Short exercise: Extract all lines that hold "JSON" from the records below.

-- -- --

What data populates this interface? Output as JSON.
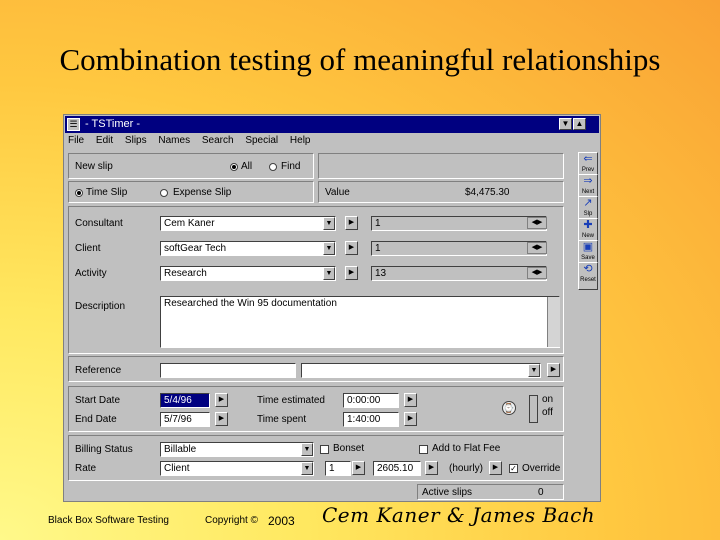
{
  "slide": {
    "title": "Combination testing of meaningful relationships",
    "footer_left": "Black Box Software Testing",
    "footer_copyright": "Copyright ©",
    "footer_year": "2003",
    "signature": "Cem Kaner & James Bach"
  },
  "window": {
    "title": "- TSTimer -",
    "minimize_glyph": "▼",
    "maximize_glyph": "▲",
    "menus": [
      "File",
      "Edit",
      "Slips",
      "Names",
      "Search",
      "Special",
      "Help"
    ]
  },
  "slip_bar": {
    "new_slip": "New slip",
    "radio_all": "All",
    "radio_find": "Find",
    "time_slip": "Time Slip",
    "expense_slip": "Expense Slip",
    "value_label": "Value",
    "value": "$4,475.30"
  },
  "form": {
    "consultant_label": "Consultant",
    "consultant_value": "Cem Kaner",
    "consultant_num": "1",
    "client_label": "Client",
    "client_value": "softGear Tech",
    "client_num": "1",
    "activity_label": "Activity",
    "activity_value": "Research",
    "activity_num": "13",
    "description_label": "Description",
    "description_value": "Researched the Win 95 documentation",
    "reference_label": "Reference",
    "start_date_label": "Start Date",
    "start_date": "5/4/96",
    "end_date_label": "End Date",
    "end_date": "5/7/96",
    "time_estimated_label": "Time estimated",
    "time_estimated": "0:00:00",
    "time_spent_label": "Time spent",
    "time_spent": "1:40:00",
    "timer_on": "on",
    "timer_off": "off",
    "billing_status_label": "Billing Status",
    "billing_status": "Billable",
    "rate_label": "Rate",
    "rate_value": "Client",
    "rate_num": "1",
    "rate_amount": "2605.10",
    "rate_unit": "(hourly)",
    "bonset_label": "Bonset",
    "add_flat_fee_label": "Add to Flat Fee",
    "override_label": "Override",
    "active_slips_label": "Active slips",
    "active_slips": "0"
  },
  "toolbar": [
    {
      "label": "Prev",
      "icon": "prev-arrow-icon",
      "glyph": "⇐"
    },
    {
      "label": "Next",
      "icon": "next-arrow-icon",
      "glyph": "⇒"
    },
    {
      "label": "Slp",
      "icon": "chart-icon",
      "glyph": "↗"
    },
    {
      "label": "New",
      "icon": "add-icon",
      "glyph": "✚"
    },
    {
      "label": "Save",
      "icon": "save-icon",
      "glyph": "▣"
    },
    {
      "label": "Reset",
      "icon": "reset-icon",
      "glyph": "⟲"
    }
  ]
}
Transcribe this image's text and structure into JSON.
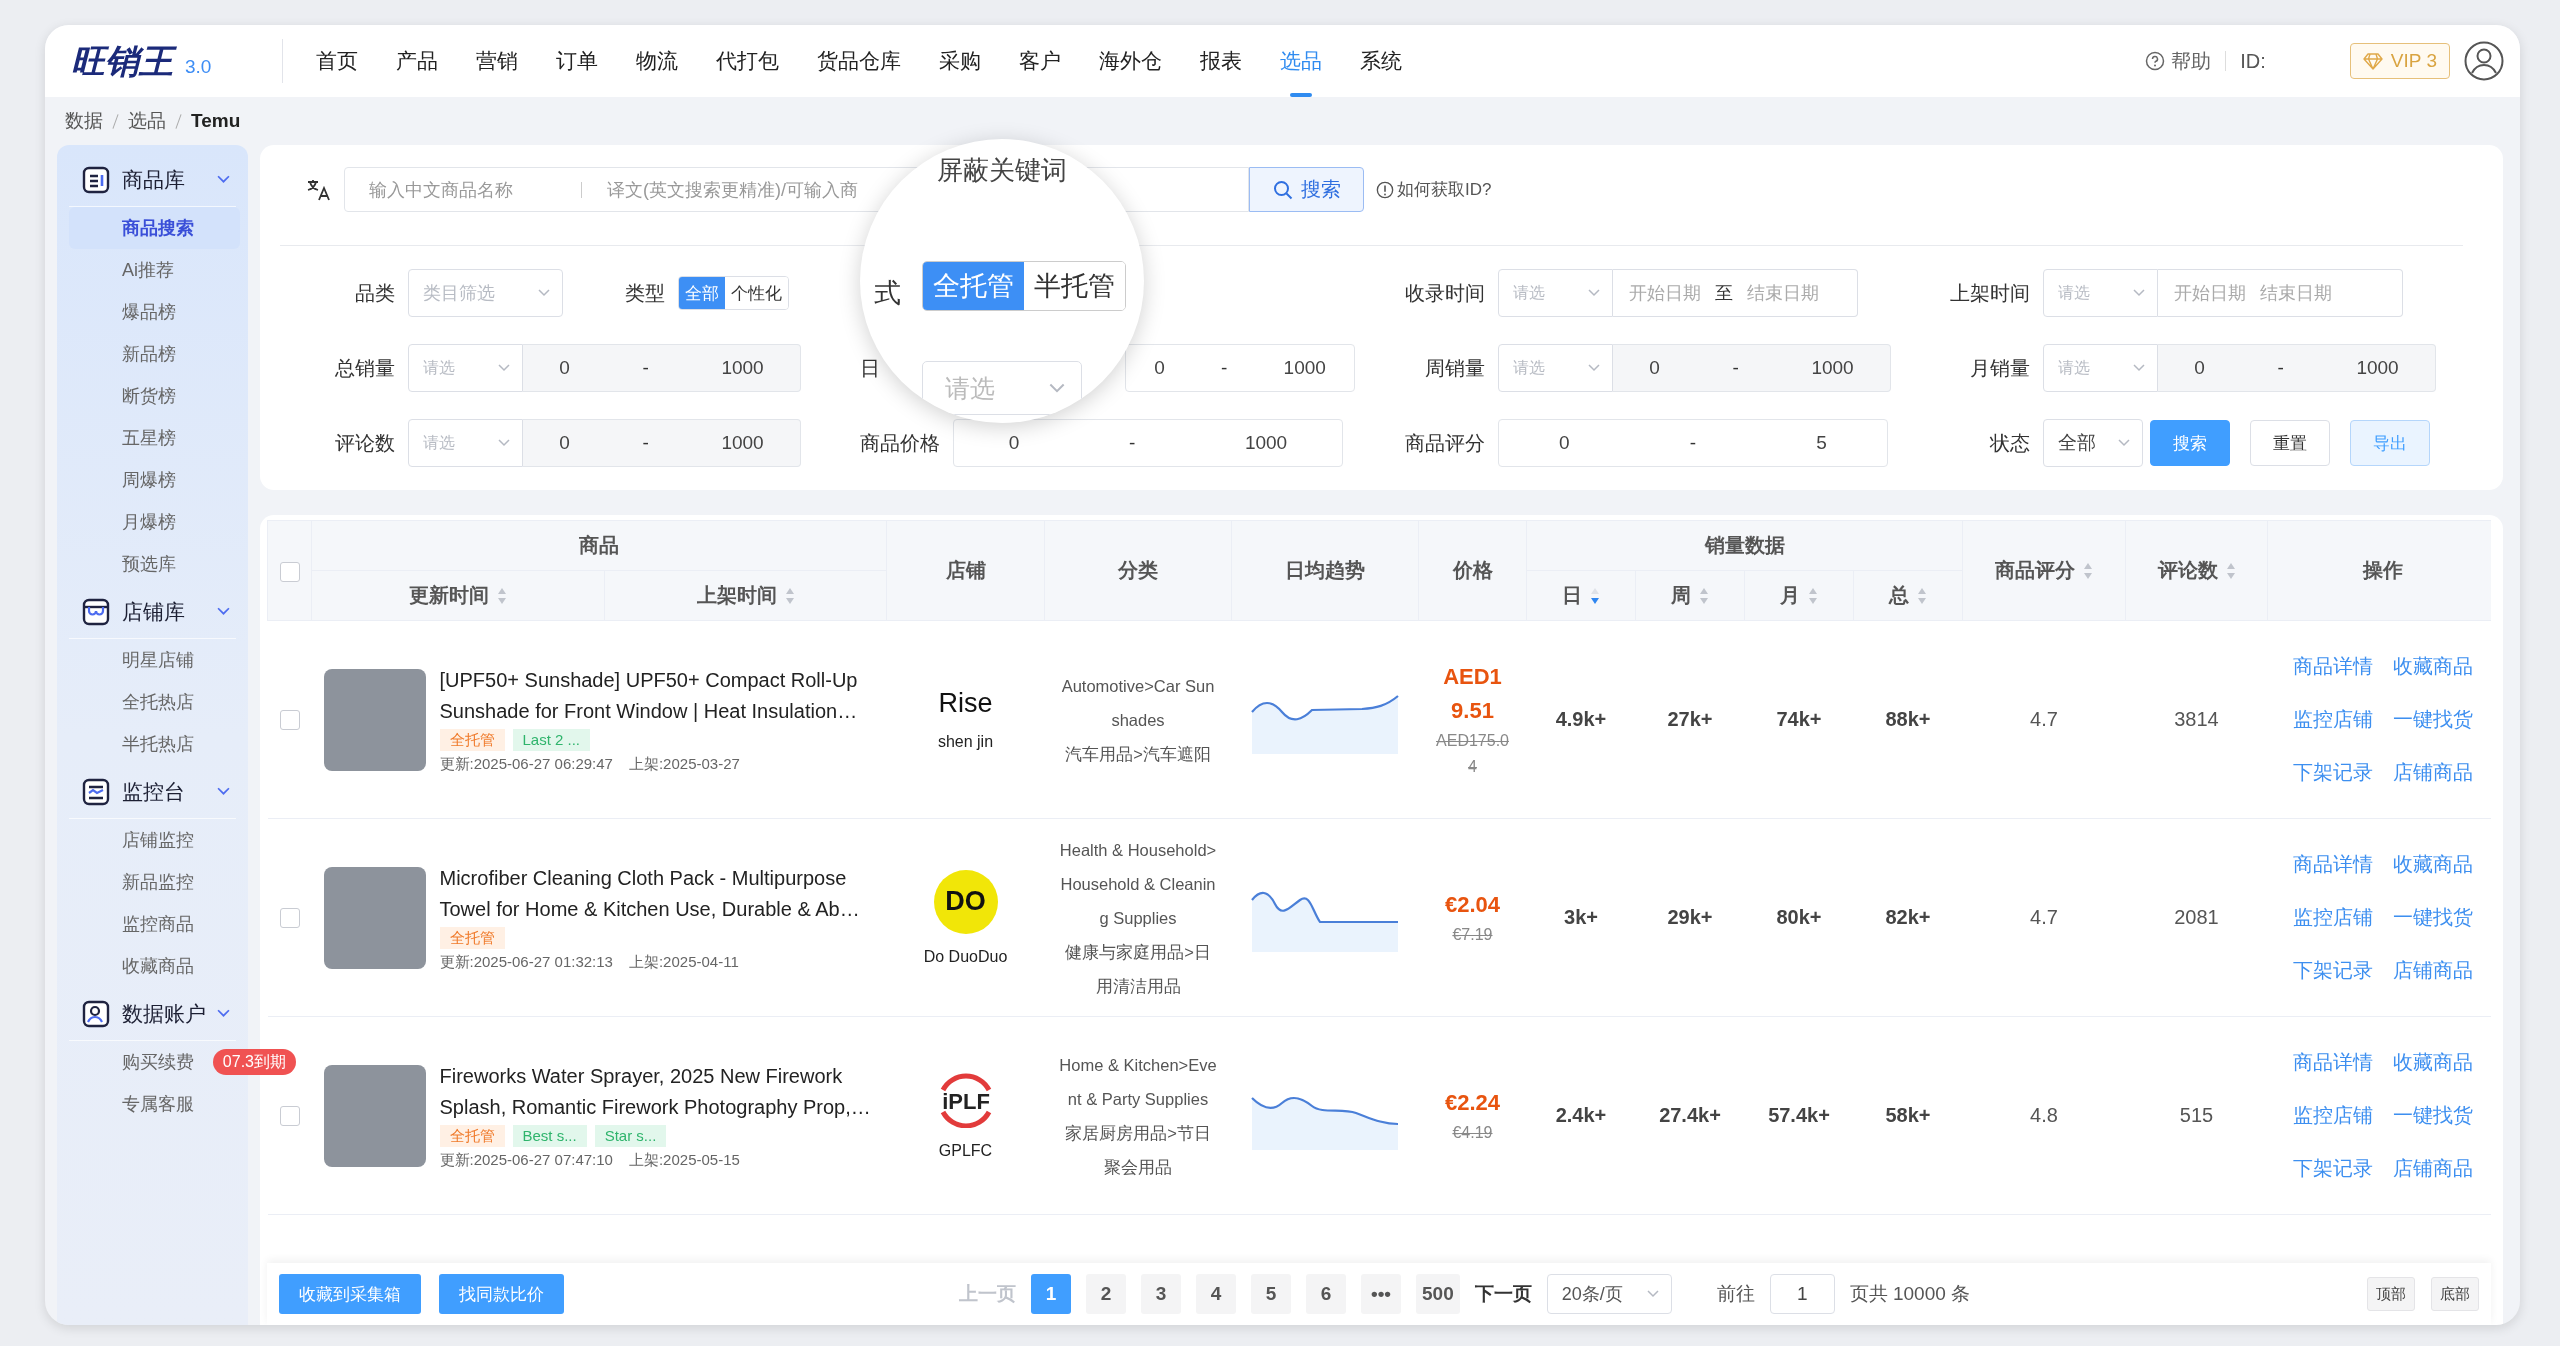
{
  "logo": {
    "name": "旺销王",
    "version": "3.0"
  },
  "nav": [
    {
      "label": "首页",
      "selected": false
    },
    {
      "label": "产品",
      "selected": false
    },
    {
      "label": "营销",
      "selected": false
    },
    {
      "label": "订单",
      "selected": false
    },
    {
      "label": "物流",
      "selected": false
    },
    {
      "label": "代打包",
      "selected": false
    },
    {
      "label": "货品仓库",
      "selected": false
    },
    {
      "label": "采购",
      "selected": false
    },
    {
      "label": "客户",
      "selected": false
    },
    {
      "label": "海外仓",
      "selected": false
    },
    {
      "label": "报表",
      "selected": false
    },
    {
      "label": "选品",
      "selected": true
    },
    {
      "label": "系统",
      "selected": false
    }
  ],
  "header_right": {
    "help": "帮助",
    "id_label": "ID:",
    "vip": "VIP 3"
  },
  "breadcrumb": [
    {
      "label": "数据",
      "current": false
    },
    {
      "label": "选品",
      "current": false
    },
    {
      "label": "Temu",
      "current": true
    }
  ],
  "sidebar": [
    {
      "title": "商品库",
      "expanded": true,
      "items": [
        {
          "label": "商品搜索",
          "selected": true
        },
        {
          "label": "Ai推荐",
          "selected": false
        },
        {
          "label": "爆品榜",
          "selected": false
        },
        {
          "label": "新品榜",
          "selected": false
        },
        {
          "label": "断货榜",
          "selected": false
        },
        {
          "label": "五星榜",
          "selected": false
        },
        {
          "label": "周爆榜",
          "selected": false
        },
        {
          "label": "月爆榜",
          "selected": false
        },
        {
          "label": "预选库",
          "selected": false
        }
      ]
    },
    {
      "title": "店铺库",
      "expanded": true,
      "items": [
        {
          "label": "明星店铺",
          "selected": false
        },
        {
          "label": "全托热店",
          "selected": false
        },
        {
          "label": "半托热店",
          "selected": false
        }
      ]
    },
    {
      "title": "监控台",
      "expanded": true,
      "items": [
        {
          "label": "店铺监控",
          "selected": false
        },
        {
          "label": "新品监控",
          "selected": false
        },
        {
          "label": "监控商品",
          "selected": false
        },
        {
          "label": "收藏商品",
          "selected": false
        }
      ]
    },
    {
      "title": "数据账户",
      "expanded": true,
      "items": [
        {
          "label": "购买续费",
          "selected": false,
          "badge": "07.3到期"
        },
        {
          "label": "专属客服",
          "selected": false
        }
      ]
    }
  ],
  "search": {
    "placeholder": "输入中文商品名称",
    "translation_placeholder": "译文(英文搜索更精准)/可输入商",
    "button": "搜索",
    "help_link": "如何获取ID?"
  },
  "filters": [
    [
      {
        "kind": "select",
        "label": "品类",
        "placeholder": "类目筛选"
      },
      {
        "kind": "toggle",
        "label": "类型",
        "options": [
          {
            "label": "全部",
            "selected": true
          },
          {
            "label": "个性化",
            "selected": false
          }
        ]
      },
      {
        "kind": "daterange",
        "label": "收录时间",
        "select": "请选",
        "start": "开始日期",
        "separator": "至",
        "end": "结束日期"
      },
      {
        "kind": "daterange",
        "label": "上架时间",
        "select": "请选",
        "start": "开始日期",
        "end": "结束日期"
      }
    ],
    [
      {
        "kind": "range",
        "label": "总销量",
        "select": "请选",
        "min": "0",
        "dash": "-",
        "max": "1000"
      },
      {
        "kind": "range",
        "label": "日",
        "min": "0",
        "dash": "-",
        "max": "1000"
      },
      {
        "kind": "range",
        "label": "周销量",
        "select": "请选",
        "min": "0",
        "dash": "-",
        "max": "1000"
      },
      {
        "kind": "range",
        "label": "月销量",
        "select": "请选",
        "min": "0",
        "dash": "-",
        "max": "1000"
      }
    ],
    [
      {
        "kind": "range",
        "label": "评论数",
        "select": "请选",
        "min": "0",
        "dash": "-",
        "max": "1000"
      },
      {
        "kind": "range",
        "label": "商品价格",
        "min": "0",
        "dash": "-",
        "max": "1000"
      },
      {
        "kind": "range",
        "label": "商品评分",
        "min": "0",
        "dash": "-",
        "max": "5"
      },
      {
        "kind": "status",
        "label": "状态",
        "value": "全部"
      },
      {
        "kind": "buttons",
        "buttons": [
          {
            "label": "搜索",
            "kind": "primary"
          },
          {
            "label": "重置",
            "kind": "default"
          },
          {
            "label": "导出",
            "kind": "light"
          }
        ]
      }
    ]
  ],
  "magnifier": {
    "caption": "屏蔽关键词",
    "label": "式",
    "options": [
      {
        "label": "全托管",
        "selected": true
      },
      {
        "label": "半托管",
        "selected": false
      }
    ],
    "select": "请选"
  },
  "table": {
    "select_all_checked": false,
    "product_group": "商品",
    "sales_group": "销量数据",
    "columns": [
      {
        "label": "更新时间",
        "sorted": false
      },
      {
        "label": "上架时间",
        "sorted": false
      },
      {
        "label": "店铺"
      },
      {
        "label": "分类"
      },
      {
        "label": "日均趋势"
      },
      {
        "label": "价格"
      },
      {
        "label": "日",
        "sorted": true
      },
      {
        "label": "周",
        "sorted": false
      },
      {
        "label": "月",
        "sorted": false
      },
      {
        "label": "总",
        "sorted": false
      },
      {
        "label": "商品评分",
        "sorted": false
      },
      {
        "label": "评论数",
        "sorted": false
      },
      {
        "label": "操作"
      }
    ],
    "rows": [
      {
        "checked": false,
        "title": "[UPF50+ Sunshade] UPF50+ Compact Roll-Up Sunshade for Front Window | Heat Insulation…",
        "tags": [
          {
            "label": "全托管",
            "kind": "mode"
          },
          {
            "label": "Last 2 ...",
            "kind": "tag"
          }
        ],
        "updated": "更新:2025-06-27 06:29:47",
        "listed": "上架:2025-03-27",
        "store": {
          "logo": "Rise",
          "kind": "wordmark",
          "name": "shen jin"
        },
        "category_en": "Automotive>Car Sunshades",
        "category_cn": "汽车用品>汽车遮阳",
        "trend": {
          "kind": "wave"
        },
        "price": "AED19.51",
        "original_price": "AED175.04",
        "day": "4.9k+",
        "week": "27k+",
        "month": "74k+",
        "total": "88k+",
        "rating": "4.7",
        "reviews": "3814",
        "actions": [
          "商品详情",
          "收藏商品",
          "监控店铺",
          "一键找货",
          "下架记录",
          "店铺商品"
        ]
      },
      {
        "checked": false,
        "title": "Microfiber Cleaning Cloth Pack - Multipurpose Towel for Home & Kitchen Use, Durable & Ab…",
        "tags": [
          {
            "label": "全托管",
            "kind": "mode"
          }
        ],
        "updated": "更新:2025-06-27 01:32:13",
        "listed": "上架:2025-04-11",
        "store": {
          "logo": "DO",
          "kind": "circle",
          "name": "Do DuoDuo"
        },
        "category_en": "Health & Household>Household & Cleaning Supplies",
        "category_cn": "健康与家庭用品>日用清洁用品",
        "trend": {
          "kind": "drop"
        },
        "price": "€2.04",
        "original_price": "€7.19",
        "day": "3k+",
        "week": "29k+",
        "month": "80k+",
        "total": "82k+",
        "rating": "4.7",
        "reviews": "2081",
        "actions": [
          "商品详情",
          "收藏商品",
          "监控店铺",
          "一键找货",
          "下架记录",
          "店铺商品"
        ]
      },
      {
        "checked": false,
        "title": "Fireworks Water Sprayer, 2025 New Firework Splash, Romantic Firework Photography Prop,…",
        "tags": [
          {
            "label": "全托管",
            "kind": "mode"
          },
          {
            "label": "Best s...",
            "kind": "tag"
          },
          {
            "label": "Star s...",
            "kind": "tag"
          }
        ],
        "updated": "更新:2025-06-27 07:47:10",
        "listed": "上架:2025-05-15",
        "store": {
          "logo": "iPLF",
          "kind": "emblem",
          "name": "GPLFC"
        },
        "category_en": "Home & Kitchen>Event & Party Supplies",
        "category_cn": "家居厨房用品>节日聚会用品",
        "trend": {
          "kind": "decline"
        },
        "price": "€2.24",
        "original_price": "€4.19",
        "day": "2.4k+",
        "week": "27.4k+",
        "month": "57.4k+",
        "total": "58k+",
        "rating": "4.8",
        "reviews": "515",
        "actions": [
          "商品详情",
          "收藏商品",
          "监控店铺",
          "一键找货",
          "下架记录",
          "店铺商品"
        ]
      }
    ]
  },
  "footer": {
    "buttons": [
      "收藏到采集箱",
      "找同款比价"
    ],
    "prev": {
      "label": "上一页",
      "disabled": true
    },
    "pages": [
      {
        "label": "1",
        "selected": true
      },
      {
        "label": "2",
        "selected": false
      },
      {
        "label": "3",
        "selected": false
      },
      {
        "label": "4",
        "selected": false
      },
      {
        "label": "5",
        "selected": false
      },
      {
        "label": "6",
        "selected": false
      },
      {
        "label": "•••",
        "selected": false
      },
      {
        "label": "500",
        "selected": false
      }
    ],
    "next": {
      "label": "下一页",
      "disabled": false
    },
    "page_size": "20条/页",
    "goto_label": "前往",
    "goto_value": "1",
    "total": "页共 10000 条",
    "scroll_buttons": [
      "顶部",
      "底部"
    ]
  }
}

-- -- --

Answer for the task:
What data populates this interface? Output as JSON.
Transcribe this image's text and structure into JSON.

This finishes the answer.